## BEGIN Records provided

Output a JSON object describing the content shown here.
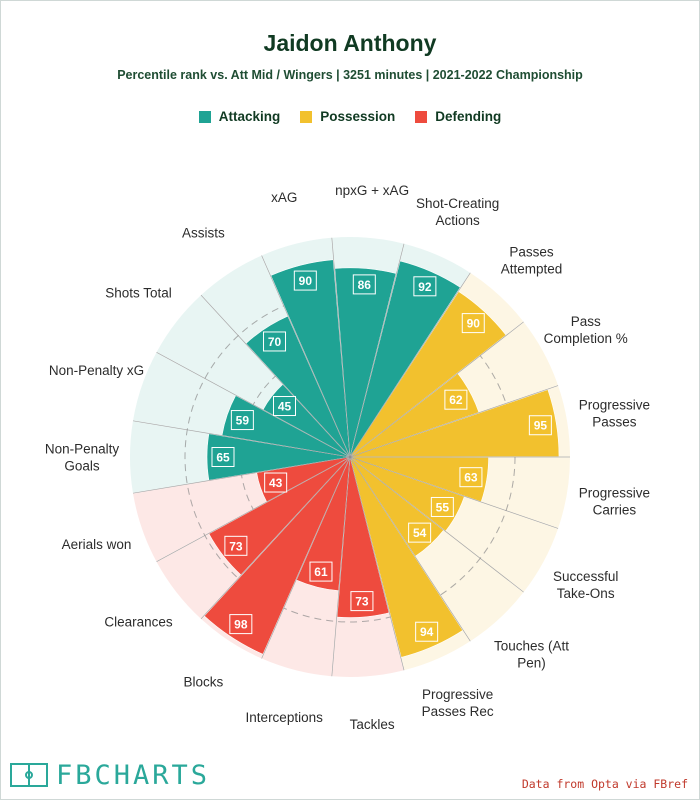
{
  "title": "Jaidon Anthony",
  "subtitle": "Percentile rank vs. Att Mid / Wingers | 3251 minutes | 2021-2022 Championship",
  "legend": [
    {
      "label": "Attacking",
      "color": "#1fa394"
    },
    {
      "label": "Possession",
      "color": "#f2c12e"
    },
    {
      "label": "Defending",
      "color": "#ee4b3e"
    }
  ],
  "chart_data": {
    "type": "radar",
    "title": "Jaidon Anthony",
    "subtitle": "Percentile rank vs. Att Mid / Wingers | 3251 minutes | 2021-2022 Championship",
    "range": [
      0,
      100
    ],
    "categories": [
      {
        "label": "Non-Penalty Goals",
        "value": 65,
        "group": "Attacking"
      },
      {
        "label": "Non-Penalty xG",
        "value": 59,
        "group": "Attacking"
      },
      {
        "label": "Shots Total",
        "value": 45,
        "group": "Attacking"
      },
      {
        "label": "Assists",
        "value": 70,
        "group": "Attacking"
      },
      {
        "label": "xAG",
        "value": 90,
        "group": "Attacking"
      },
      {
        "label": "npxG + xAG",
        "value": 86,
        "group": "Attacking"
      },
      {
        "label": "Shot-Creating Actions",
        "value": 92,
        "group": "Attacking"
      },
      {
        "label": "Passes Attempted",
        "value": 90,
        "group": "Possession"
      },
      {
        "label": "Pass Completion %",
        "value": 62,
        "group": "Possession"
      },
      {
        "label": "Progressive Passes",
        "value": 95,
        "group": "Possession"
      },
      {
        "label": "Progressive Carries",
        "value": 63,
        "group": "Possession"
      },
      {
        "label": "Successful Take-Ons",
        "value": 55,
        "group": "Possession"
      },
      {
        "label": "Touches (Att Pen)",
        "value": 54,
        "group": "Possession"
      },
      {
        "label": "Progressive Passes Rec",
        "value": 94,
        "group": "Possession"
      },
      {
        "label": "Tackles",
        "value": 73,
        "group": "Defending"
      },
      {
        "label": "Interceptions",
        "value": 61,
        "group": "Defending"
      },
      {
        "label": "Blocks",
        "value": 98,
        "group": "Defending"
      },
      {
        "label": "Clearances",
        "value": 73,
        "group": "Defending"
      },
      {
        "label": "Aerials won",
        "value": 43,
        "group": "Defending"
      }
    ],
    "group_colors": {
      "Attacking": {
        "fill": "#1fa394",
        "background": "#e8f5f3",
        "label_bg": "#1fa394"
      },
      "Possession": {
        "fill": "#f2c12e",
        "background": "#fdf6e4",
        "label_bg": "#f2c12e"
      },
      "Defending": {
        "fill": "#ee4b3e",
        "background": "#fde8e6",
        "label_bg": "#ee4b3e"
      }
    },
    "grid_rings": [
      25,
      50,
      75
    ],
    "grid": true,
    "legend_position": "top"
  },
  "branding": {
    "logo_text": "FBCHARTS",
    "credit": "Data from Opta via FBref"
  }
}
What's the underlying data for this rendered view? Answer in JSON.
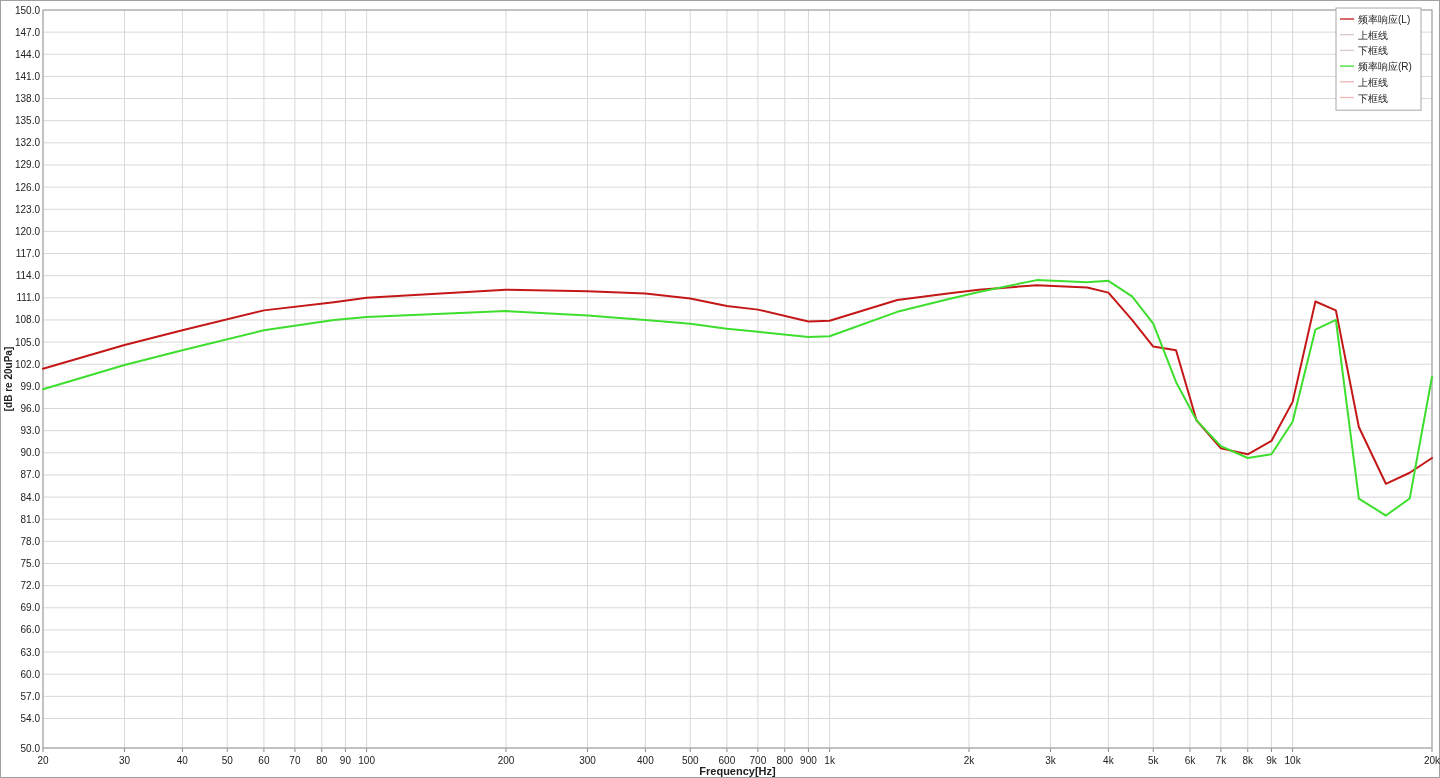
{
  "chart_data": {
    "type": "line",
    "xlabel": "Frequency[Hz]",
    "ylabel": "[dB re 20uPa]",
    "log": "x",
    "grid": true,
    "legend": "top right",
    "x": [
      20,
      30,
      40,
      60,
      85,
      100,
      200,
      300,
      400,
      500,
      600,
      700,
      900,
      1000,
      1400,
      1800,
      2100,
      2800,
      3600,
      4000,
      4500,
      5000,
      5600,
      6200,
      7000,
      8000,
      9000,
      10000,
      11200,
      12400,
      13900,
      15900,
      17900,
      20000
    ],
    "xlim": [
      20,
      20000
    ],
    "xticks": [
      20,
      30,
      40,
      50,
      60,
      70,
      80,
      90,
      100,
      200,
      300,
      400,
      500,
      600,
      700,
      800,
      900,
      {
        "value": 1000,
        "label": "1k"
      },
      {
        "value": 2000,
        "label": "2k"
      },
      {
        "value": 3000,
        "label": "3k"
      },
      {
        "value": 4000,
        "label": "4k"
      },
      {
        "value": 5000,
        "label": "5k"
      },
      {
        "value": 6000,
        "label": "6k"
      },
      {
        "value": 7000,
        "label": "7k"
      },
      {
        "value": 8000,
        "label": "8k"
      },
      {
        "value": 9000,
        "label": "9k"
      },
      {
        "value": 10000,
        "label": "10k"
      },
      {
        "value": 20000,
        "label": "20k"
      }
    ],
    "ylim": [
      50,
      150
    ],
    "yticks": [
      {
        "value": 50,
        "label": "50.0"
      },
      {
        "value": 54,
        "label": "54.0"
      },
      {
        "value": 57,
        "label": "57.0"
      },
      {
        "value": 60,
        "label": "60.0"
      },
      {
        "value": 63,
        "label": "63.0"
      },
      {
        "value": 66,
        "label": "66.0"
      },
      {
        "value": 69,
        "label": "69.0"
      },
      {
        "value": 72,
        "label": "72.0"
      },
      {
        "value": 75,
        "label": "75.0"
      },
      {
        "value": 78,
        "label": "78.0"
      },
      {
        "value": 81,
        "label": "81.0"
      },
      {
        "value": 84,
        "label": "84.0"
      },
      {
        "value": 87,
        "label": "87.0"
      },
      {
        "value": 90,
        "label": "90.0"
      },
      {
        "value": 93,
        "label": "93.0"
      },
      {
        "value": 96,
        "label": "96.0"
      },
      {
        "value": 99,
        "label": "99.0"
      },
      {
        "value": 102,
        "label": "102.0"
      },
      {
        "value": 105,
        "label": "105.0"
      },
      {
        "value": 108,
        "label": "108.0"
      },
      {
        "value": 111,
        "label": "111.0"
      },
      {
        "value": 114,
        "label": "114.0"
      },
      {
        "value": 117,
        "label": "117.0"
      },
      {
        "value": 120,
        "label": "120.0"
      },
      {
        "value": 123,
        "label": "123.0"
      },
      {
        "value": 126,
        "label": "126.0"
      },
      {
        "value": 129,
        "label": "129.0"
      },
      {
        "value": 132,
        "label": "132.0"
      },
      {
        "value": 135,
        "label": "135.0"
      },
      {
        "value": 138,
        "label": "138.0"
      },
      {
        "value": 141,
        "label": "141.0"
      },
      {
        "value": 144,
        "label": "144.0"
      },
      {
        "value": 147,
        "label": "147.0"
      },
      {
        "value": 150,
        "label": "150.0"
      }
    ],
    "series": [
      {
        "name": "频率响应(L)",
        "color": "#c41818",
        "values": [
          101.4,
          104.6,
          106.6,
          109.3,
          110.4,
          111.0,
          112.1,
          111.9,
          111.6,
          110.9,
          109.9,
          109.4,
          107.8,
          107.9,
          110.7,
          111.6,
          112.1,
          112.7,
          112.4,
          111.7,
          108.0,
          104.4,
          103.9,
          94.4,
          90.6,
          89.8,
          91.6,
          96.9,
          110.5,
          109.3,
          93.5,
          85.8,
          87.3,
          89.3
        ]
      },
      {
        "name": "上框线",
        "color": "#dcc8c8",
        "values": [
          null,
          null,
          null,
          null,
          null,
          null,
          null,
          null,
          null,
          null,
          null,
          null,
          null,
          null,
          null,
          null,
          null,
          null,
          null,
          null,
          null,
          null,
          null,
          null,
          null,
          null,
          null,
          null,
          null,
          null,
          null,
          null,
          null,
          null
        ]
      },
      {
        "name": "下框线",
        "color": "#dcc8c8",
        "values": [
          null,
          null,
          null,
          null,
          null,
          null,
          null,
          null,
          null,
          null,
          null,
          null,
          null,
          null,
          null,
          null,
          null,
          null,
          null,
          null,
          null,
          null,
          null,
          null,
          null,
          null,
          null,
          null,
          null,
          null,
          null,
          null,
          null,
          null
        ]
      },
      {
        "name": "频率响应(R)",
        "color": "#3ede2e",
        "values": [
          98.6,
          101.9,
          103.9,
          106.6,
          108.0,
          108.4,
          109.2,
          108.6,
          108.0,
          107.5,
          106.8,
          106.4,
          105.7,
          105.8,
          109.1,
          110.8,
          111.8,
          113.4,
          113.1,
          113.3,
          111.2,
          107.5,
          99.6,
          94.4,
          90.9,
          89.3,
          89.8,
          94.2,
          106.7,
          108.0,
          83.8,
          81.5,
          83.8,
          100.3
        ]
      },
      {
        "name": "上框线",
        "color": "#f0b4b4",
        "values": [
          null,
          null,
          null,
          null,
          null,
          null,
          null,
          null,
          null,
          null,
          null,
          null,
          null,
          null,
          null,
          null,
          null,
          null,
          null,
          null,
          null,
          null,
          null,
          null,
          null,
          null,
          null,
          null,
          null,
          null,
          null,
          null,
          null,
          null
        ]
      },
      {
        "name": "下框线",
        "color": "#f0b4b4",
        "values": [
          null,
          null,
          null,
          null,
          null,
          null,
          null,
          null,
          null,
          null,
          null,
          null,
          null,
          null,
          null,
          null,
          null,
          null,
          null,
          null,
          null,
          null,
          null,
          null,
          null,
          null,
          null,
          null,
          null,
          null,
          null,
          null,
          null,
          null
        ]
      }
    ]
  }
}
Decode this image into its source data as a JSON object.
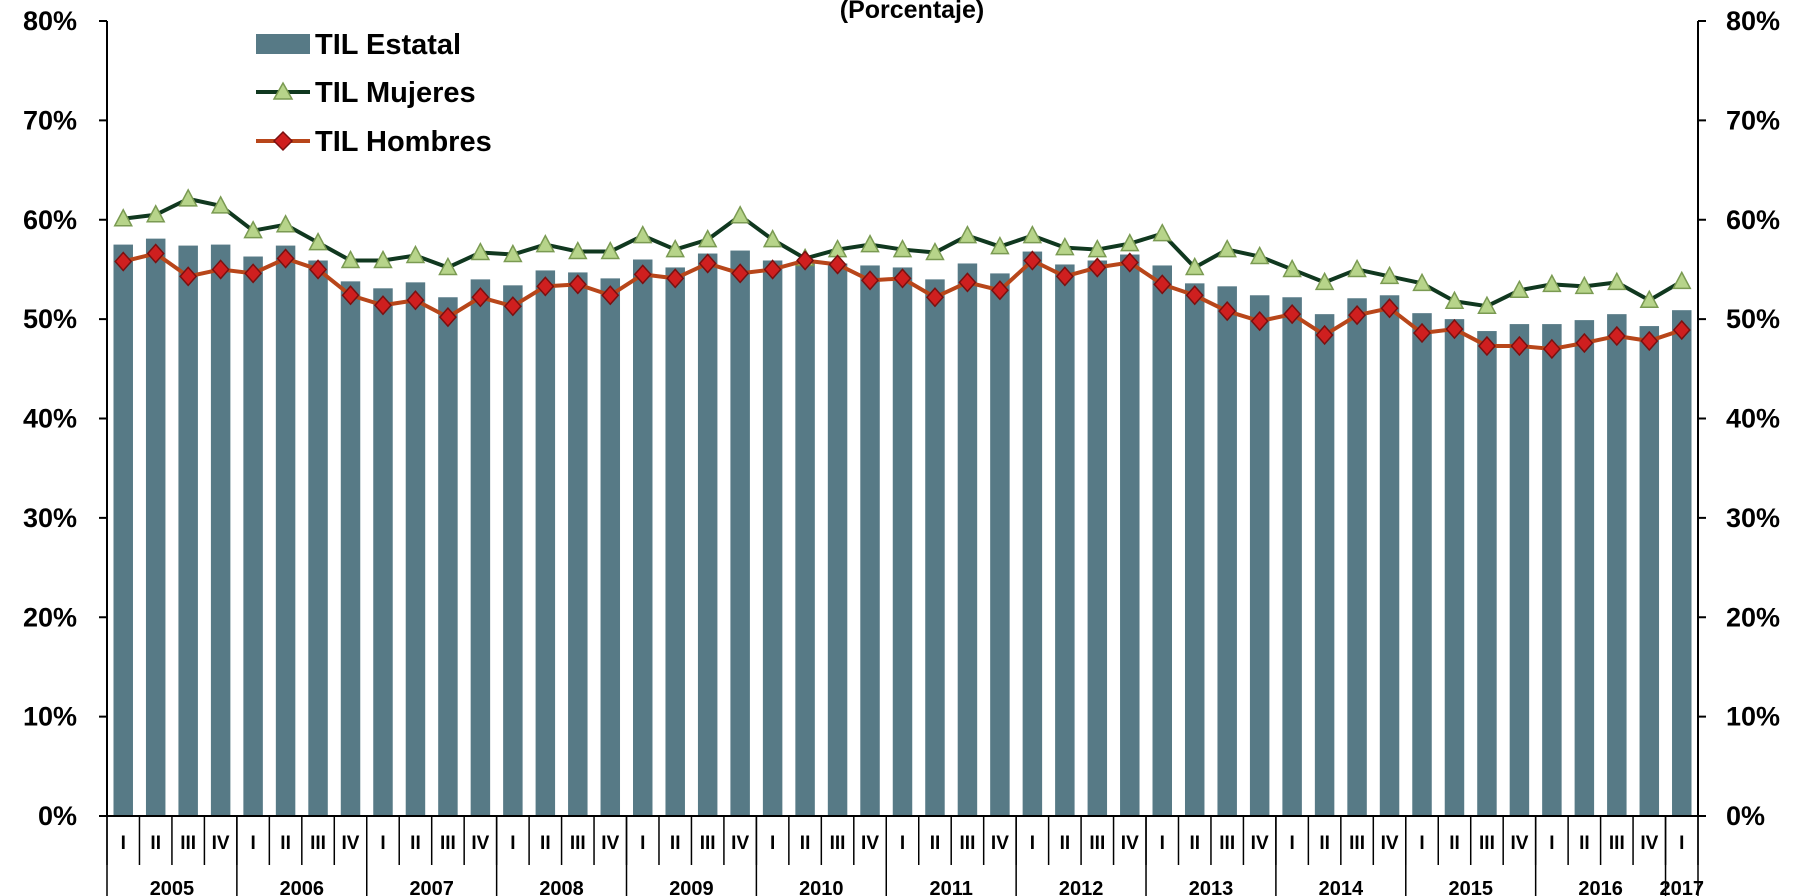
{
  "chart_data": {
    "type": "bar",
    "title": "(Porcentaje)",
    "ylim": [
      0,
      80
    ],
    "y_ticks": [
      "0%",
      "10%",
      "20%",
      "30%",
      "40%",
      "50%",
      "60%",
      "70%",
      "80%"
    ],
    "quarters": [
      "I",
      "II",
      "III",
      "IV",
      "I",
      "II",
      "III",
      "IV",
      "I",
      "II",
      "III",
      "IV",
      "I",
      "II",
      "III",
      "IV",
      "I",
      "II",
      "III",
      "IV",
      "I",
      "II",
      "III",
      "IV",
      "I",
      "II",
      "III",
      "IV",
      "I",
      "II",
      "III",
      "IV",
      "I",
      "II",
      "III",
      "IV",
      "I",
      "II",
      "III",
      "IV",
      "I",
      "II",
      "III",
      "IV",
      "I",
      "II",
      "III",
      "IV",
      "I"
    ],
    "years": [
      {
        "label": "2005",
        "quarters": 4
      },
      {
        "label": "2006",
        "quarters": 4
      },
      {
        "label": "2007",
        "quarters": 4
      },
      {
        "label": "2008",
        "quarters": 4
      },
      {
        "label": "2009",
        "quarters": 4
      },
      {
        "label": "2010",
        "quarters": 4
      },
      {
        "label": "2011",
        "quarters": 4
      },
      {
        "label": "2012",
        "quarters": 4
      },
      {
        "label": "2013",
        "quarters": 4
      },
      {
        "label": "2014",
        "quarters": 4
      },
      {
        "label": "2015",
        "quarters": 4
      },
      {
        "label": "2016",
        "quarters": 4
      },
      {
        "label": "2017",
        "quarters": 1
      }
    ],
    "series": [
      {
        "name": "TIL Estatal",
        "type": "bar",
        "color": "#577a86",
        "values": [
          57.5,
          58.1,
          57.4,
          57.5,
          56.3,
          57.4,
          55.9,
          53.8,
          53.1,
          53.7,
          52.2,
          54.0,
          53.4,
          54.9,
          54.7,
          54.1,
          56.0,
          55.2,
          56.6,
          56.9,
          55.9,
          55.7,
          55.6,
          55.4,
          55.2,
          54.0,
          55.6,
          54.6,
          56.8,
          55.5,
          55.9,
          56.5,
          55.4,
          53.6,
          53.3,
          52.4,
          52.2,
          50.5,
          52.1,
          52.4,
          50.6,
          50.0,
          48.8,
          49.5,
          49.5,
          49.9,
          50.5,
          49.3,
          50.9
        ]
      },
      {
        "name": "TIL Mujeres",
        "type": "line",
        "color": "#10381f",
        "marker": "triangle",
        "marker_color": "#b7d48a",
        "values": [
          60.1,
          60.5,
          62.1,
          61.4,
          58.9,
          59.5,
          57.7,
          55.9,
          55.9,
          56.4,
          55.2,
          56.7,
          56.5,
          57.5,
          56.8,
          56.8,
          58.4,
          57.0,
          58.0,
          60.4,
          58.0,
          56.1,
          57.0,
          57.5,
          57.0,
          56.7,
          58.4,
          57.3,
          58.4,
          57.2,
          57.0,
          57.6,
          58.6,
          55.2,
          57.0,
          56.3,
          55.0,
          53.7,
          55.0,
          54.3,
          53.6,
          51.8,
          51.3,
          52.9,
          53.5,
          53.3,
          53.7,
          51.9,
          53.8
        ]
      },
      {
        "name": "TIL Hombres",
        "type": "line",
        "color": "#b8461a",
        "marker": "diamond",
        "marker_color": "#cf1f1f",
        "values": [
          55.8,
          56.6,
          54.3,
          55.0,
          54.6,
          56.1,
          55.0,
          52.4,
          51.4,
          51.9,
          50.2,
          52.2,
          51.3,
          53.3,
          53.5,
          52.4,
          54.5,
          54.1,
          55.6,
          54.6,
          55.0,
          55.9,
          55.5,
          53.9,
          54.1,
          52.2,
          53.7,
          52.9,
          55.9,
          54.3,
          55.2,
          55.7,
          53.5,
          52.4,
          50.8,
          49.8,
          50.5,
          48.4,
          50.4,
          51.1,
          48.6,
          49.0,
          47.3,
          47.3,
          47.0,
          47.6,
          48.3,
          47.8,
          48.9
        ]
      }
    ],
    "legend_position": "top-left",
    "grid": false
  }
}
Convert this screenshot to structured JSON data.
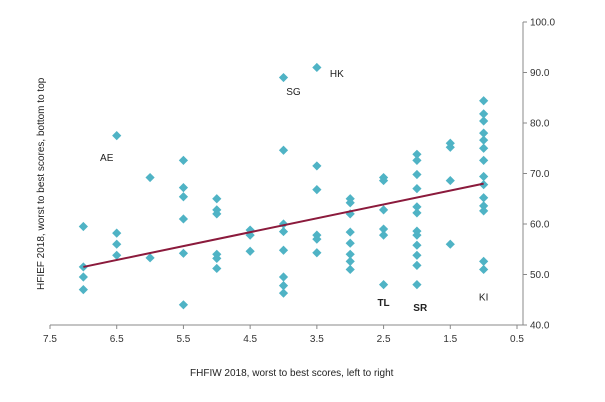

## END Records provided

# [Work instructions]
Check each line of the data above for the word "this" and say how many lines have it. Give the number alone.

# [Exercise result]
3